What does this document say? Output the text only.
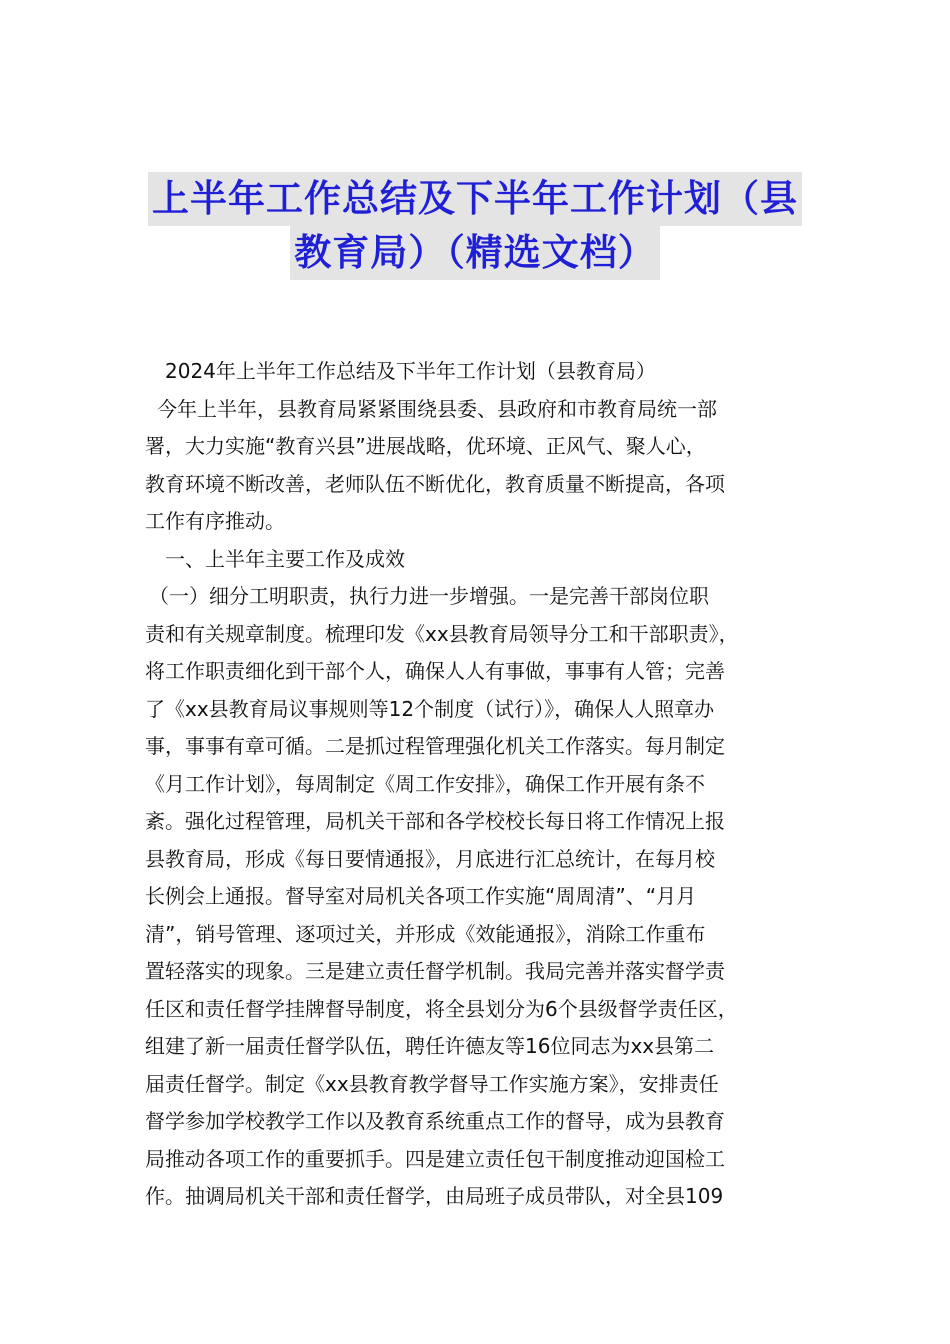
上半年工作总结及下半年工作计划（县
教育局）（精选文档）

2024年上半年工作总结及下半年工作计划（县教育局）

今年上半年，县教育局紧紧围绕县委、县政府和市教育局统一部

署，大力实施“教育兴县”进展战略，优环境、正风气、聚人心，

教育环境不断改善，老师队伍不断优化，教育质量不断提高，各项

工作有序推动。

一、上半年主要工作及成效

（一）细分工明职责，执行力进一步增强。一是完善干部岗位职

责和有关规章制度。梳理印发《xx县教育局领导分工和干部职责》，

将工作职责细化到干部个人，确保人人有事做，事事有人管；完善

了《xx县教育局议事规则等12个制度（试行）》，确保人人照章办

事，事事有章可循。二是抓过程管理强化机关工作落实。每月制定

《月工作计划》，每周制定《周工作安排》，确保工作开展有条不

紊。强化过程管理，局机关干部和各学校校长每日将工作情况上报

县教育局，形成《每日要情通报》，月底进行汇总统计，在每月校

长例会上通报。督导室对局机关各项工作实施“周周清”、“月月

清”，销号管理、逐项过关，并形成《效能通报》，消除工作重布

置轻落实的现象。三是建立责任督学机制。我局完善并落实督学责

任区和责任督学挂牌督导制度，将全县划分为6个县级督学责任区，

组建了新一届责任督学队伍，聘任许德友等16位同志为xx县第二

届责任督学。制定《xx县教育教学督导工作实施方案》，安排责任

督学参加学校教学工作以及教育系统重点工作的督导，成为县教育

局推动各项工作的重要抓手。四是建立责任包干制度推动迎国检工

作。抽调局机关干部和责任督学，由局班子成员带队，对全县109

* * *

→ Task instructions:
Give every record again exactly, apart from the pictures, which stay out.

→ Expected answer:
What does this document say? Output the text only.
上半年工作总结及下半年工作计划（县
教育局）（精选文档）

2024年上半年工作总结及下半年工作计划（县教育局）

今年上半年，县教育局紧紧围绕县委、县政府和市教育局统一部

署，大力实施“教育兴县”进展战略，优环境、正风气、聚人心，

教育环境不断改善，老师队伍不断优化，教育质量不断提高，各项

工作有序推动。

一、上半年主要工作及成效

（一）细分工明职责，执行力进一步增强。一是完善干部岗位职

责和有关规章制度。梳理印发《xx县教育局领导分工和干部职责》，

将工作职责细化到干部个人，确保人人有事做，事事有人管；完善

了《xx县教育局议事规则等12个制度（试行）》，确保人人照章办

事，事事有章可循。二是抓过程管理强化机关工作落实。每月制定

《月工作计划》，每周制定《周工作安排》，确保工作开展有条不

紊。强化过程管理，局机关干部和各学校校长每日将工作情况上报

县教育局，形成《每日要情通报》，月底进行汇总统计，在每月校

长例会上通报。督导室对局机关各项工作实施“周周清”、“月月

清”，销号管理、逐项过关，并形成《效能通报》，消除工作重布

置轻落实的现象。三是建立责任督学机制。我局完善并落实督学责

任区和责任督学挂牌督导制度，将全县划分为6个县级督学责任区，

组建了新一届责任督学队伍，聘任许德友等16位同志为xx县第二

届责任督学。制定《xx县教育教学督导工作实施方案》，安排责任

督学参加学校教学工作以及教育系统重点工作的督导，成为县教育

局推动各项工作的重要抓手。四是建立责任包干制度推动迎国检工

作。抽调局机关干部和责任督学，由局班子成员带队，对全县109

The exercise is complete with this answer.